• [TASK DATA]:
───

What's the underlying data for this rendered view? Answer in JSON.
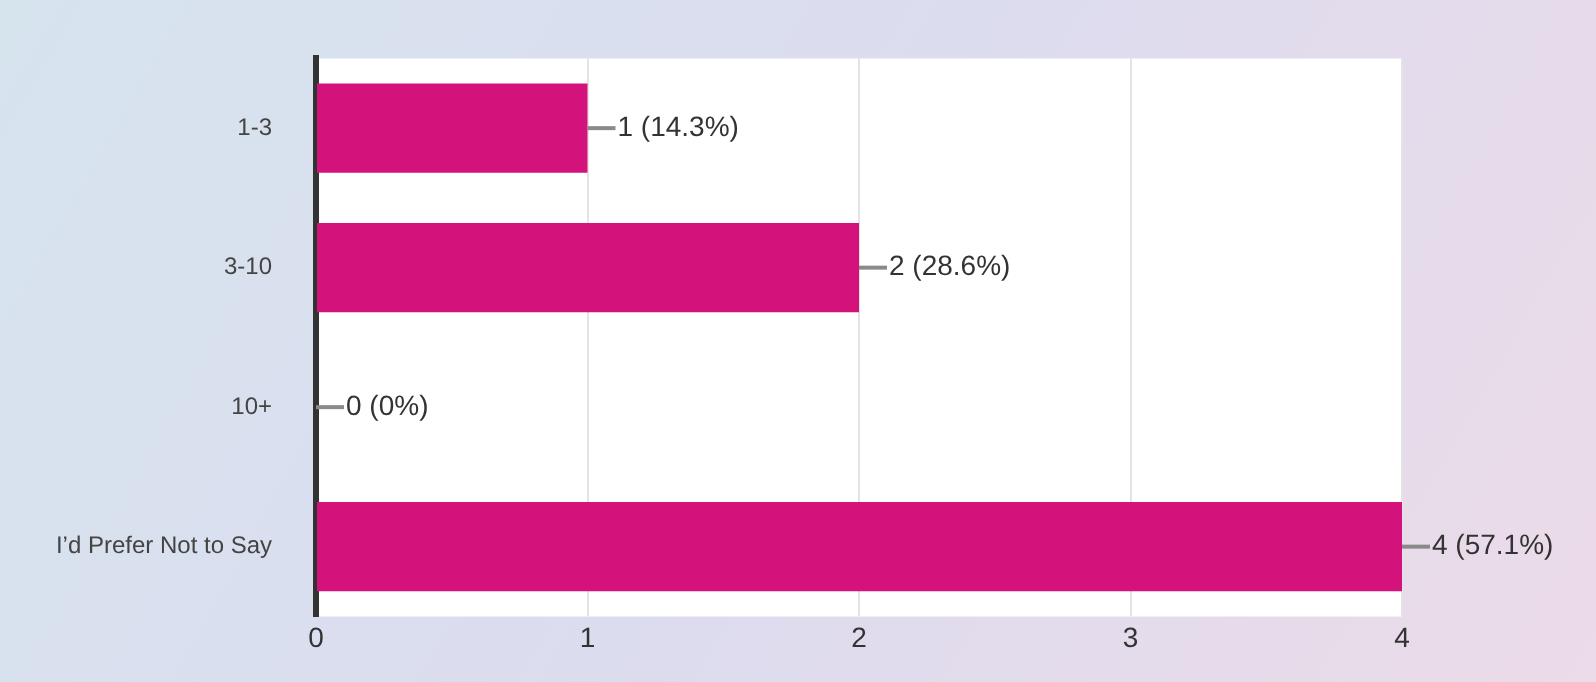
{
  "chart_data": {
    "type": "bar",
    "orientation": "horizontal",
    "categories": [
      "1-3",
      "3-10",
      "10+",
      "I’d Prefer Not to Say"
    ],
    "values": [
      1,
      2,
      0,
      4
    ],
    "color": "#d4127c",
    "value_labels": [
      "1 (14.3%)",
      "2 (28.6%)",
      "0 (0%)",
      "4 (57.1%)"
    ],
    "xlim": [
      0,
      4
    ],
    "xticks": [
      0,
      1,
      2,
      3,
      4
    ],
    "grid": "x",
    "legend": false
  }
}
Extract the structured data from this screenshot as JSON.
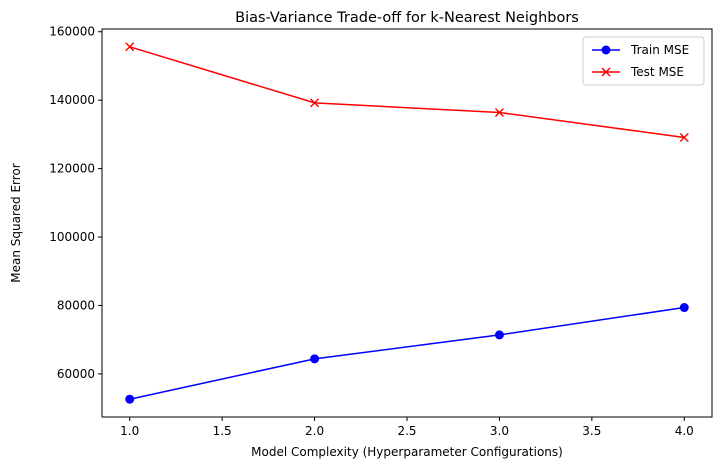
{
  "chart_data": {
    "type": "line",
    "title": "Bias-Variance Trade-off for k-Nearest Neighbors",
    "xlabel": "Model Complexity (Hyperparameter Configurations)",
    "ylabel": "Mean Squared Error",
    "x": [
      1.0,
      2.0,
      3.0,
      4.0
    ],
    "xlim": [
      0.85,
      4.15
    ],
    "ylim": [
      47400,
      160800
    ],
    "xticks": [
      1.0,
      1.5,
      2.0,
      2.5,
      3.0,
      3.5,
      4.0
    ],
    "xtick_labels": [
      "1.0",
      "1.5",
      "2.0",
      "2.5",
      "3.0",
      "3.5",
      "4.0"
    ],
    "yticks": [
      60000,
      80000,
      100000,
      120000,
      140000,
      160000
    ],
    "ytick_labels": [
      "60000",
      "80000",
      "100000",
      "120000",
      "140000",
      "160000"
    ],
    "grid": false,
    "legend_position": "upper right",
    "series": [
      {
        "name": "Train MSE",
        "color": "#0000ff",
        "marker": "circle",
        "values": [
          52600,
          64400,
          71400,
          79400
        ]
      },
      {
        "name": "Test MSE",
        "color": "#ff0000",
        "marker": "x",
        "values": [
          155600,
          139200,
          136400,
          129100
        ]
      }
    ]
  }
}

───

Word for word, quote the full listing, omitting every picture.

What's the underlying data for this rendered view? Answer in JSON.
{
  "chart_data": {
    "type": "bar",
    "orientation": "horizontal",
    "categories": [
      "1-3",
      "3-10",
      "10+",
      "I’d Prefer Not to Say"
    ],
    "values": [
      1,
      2,
      0,
      4
    ],
    "color": "#d4127c",
    "value_labels": [
      "1 (14.3%)",
      "2 (28.6%)",
      "0 (0%)",
      "4 (57.1%)"
    ],
    "xlim": [
      0,
      4
    ],
    "xticks": [
      0,
      1,
      2,
      3,
      4
    ],
    "grid": "x",
    "legend": false
  }
}
Extract the structured data from this screenshot as JSON.
{
  "chart_data": {
    "type": "line",
    "title": "Bias-Variance Trade-off for k-Nearest Neighbors",
    "xlabel": "Model Complexity (Hyperparameter Configurations)",
    "ylabel": "Mean Squared Error",
    "x": [
      1.0,
      2.0,
      3.0,
      4.0
    ],
    "xlim": [
      0.85,
      4.15
    ],
    "ylim": [
      47400,
      160800
    ],
    "xticks": [
      1.0,
      1.5,
      2.0,
      2.5,
      3.0,
      3.5,
      4.0
    ],
    "xtick_labels": [
      "1.0",
      "1.5",
      "2.0",
      "2.5",
      "3.0",
      "3.5",
      "4.0"
    ],
    "yticks": [
      60000,
      80000,
      100000,
      120000,
      140000,
      160000
    ],
    "ytick_labels": [
      "60000",
      "80000",
      "100000",
      "120000",
      "140000",
      "160000"
    ],
    "grid": false,
    "legend_position": "upper right",
    "series": [
      {
        "name": "Train MSE",
        "color": "#0000ff",
        "marker": "circle",
        "values": [
          52600,
          64400,
          71400,
          79400
        ]
      },
      {
        "name": "Test MSE",
        "color": "#ff0000",
        "marker": "x",
        "values": [
          155600,
          139200,
          136400,
          129100
        ]
      }
    ]
  }
}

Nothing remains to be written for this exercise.